Copy every record below exactly.

▶ **Data to process**:

-- BEGIN --

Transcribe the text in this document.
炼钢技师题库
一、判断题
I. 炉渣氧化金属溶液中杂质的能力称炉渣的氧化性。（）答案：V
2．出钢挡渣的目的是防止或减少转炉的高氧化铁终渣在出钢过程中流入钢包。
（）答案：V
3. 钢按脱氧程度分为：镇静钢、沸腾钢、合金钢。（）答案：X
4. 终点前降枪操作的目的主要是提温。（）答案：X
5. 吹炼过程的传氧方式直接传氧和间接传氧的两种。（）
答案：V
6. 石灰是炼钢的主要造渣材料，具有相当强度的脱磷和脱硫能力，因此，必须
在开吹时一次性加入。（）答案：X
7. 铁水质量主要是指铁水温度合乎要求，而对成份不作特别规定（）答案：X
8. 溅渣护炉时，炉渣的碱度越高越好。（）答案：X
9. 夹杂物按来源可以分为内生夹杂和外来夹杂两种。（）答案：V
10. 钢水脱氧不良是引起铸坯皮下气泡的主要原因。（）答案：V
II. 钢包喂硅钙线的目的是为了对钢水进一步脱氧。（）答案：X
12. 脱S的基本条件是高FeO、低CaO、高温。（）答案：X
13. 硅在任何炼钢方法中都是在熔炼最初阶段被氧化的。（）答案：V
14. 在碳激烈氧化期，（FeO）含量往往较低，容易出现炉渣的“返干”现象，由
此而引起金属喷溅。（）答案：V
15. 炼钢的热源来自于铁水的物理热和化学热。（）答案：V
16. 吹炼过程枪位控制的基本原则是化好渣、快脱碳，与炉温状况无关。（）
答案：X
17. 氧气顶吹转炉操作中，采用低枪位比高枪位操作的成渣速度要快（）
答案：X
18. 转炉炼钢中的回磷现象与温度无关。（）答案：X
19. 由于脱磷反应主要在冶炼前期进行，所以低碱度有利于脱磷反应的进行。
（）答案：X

-- END --

▶ **Result of this exercise**:
Transcribe the text in this document.
炼钢技师题库
一、判断题
I. 炉渣氧化金属溶液中杂质的能力称炉渣的氧化性。（）答案：V
2．出钢挡渣的目的是防止或减少转炉的高氧化铁终渣在出钢过程中流入钢包。
（）答案：V
3. 钢按脱氧程度分为：镇静钢、沸腾钢、合金钢。（）答案：X
4. 终点前降枪操作的目的主要是提温。（）答案：X
5. 吹炼过程的传氧方式直接传氧和间接传氧的两种。（）
答案：V
6. 石灰是炼钢的主要造渣材料，具有相当强度的脱磷和脱硫能力，因此，必须
在开吹时一次性加入。（）答案：X
7. 铁水质量主要是指铁水温度合乎要求，而对成份不作特别规定（）答案：X
8. 溅渣护炉时，炉渣的碱度越高越好。（）答案：X
9. 夹杂物按来源可以分为内生夹杂和外来夹杂两种。（）答案：V
10. 钢水脱氧不良是引起铸坯皮下气泡的主要原因。（）答案：V
II. 钢包喂硅钙线的目的是为了对钢水进一步脱氧。（）答案：X
12. 脱S的基本条件是高FeO、低CaO、高温。（）答案：X
13. 硅在任何炼钢方法中都是在熔炼最初阶段被氧化的。（）答案：V
14. 在碳激烈氧化期，（FeO）含量往往较低，容易出现炉渣的“返干”现象，由
此而引起金属喷溅。（）答案：V
15. 炼钢的热源来自于铁水的物理热和化学热。（）答案：V
16. 吹炼过程枪位控制的基本原则是化好渣、快脱碳，与炉温状况无关。（）
答案：X
17. 氧气顶吹转炉操作中，采用低枪位比高枪位操作的成渣速度要快（）
答案：X
18. 转炉炼钢中的回磷现象与温度无关。（）答案：X
19. 由于脱磷反应主要在冶炼前期进行，所以低碱度有利于脱磷反应的进行。
（）答案：X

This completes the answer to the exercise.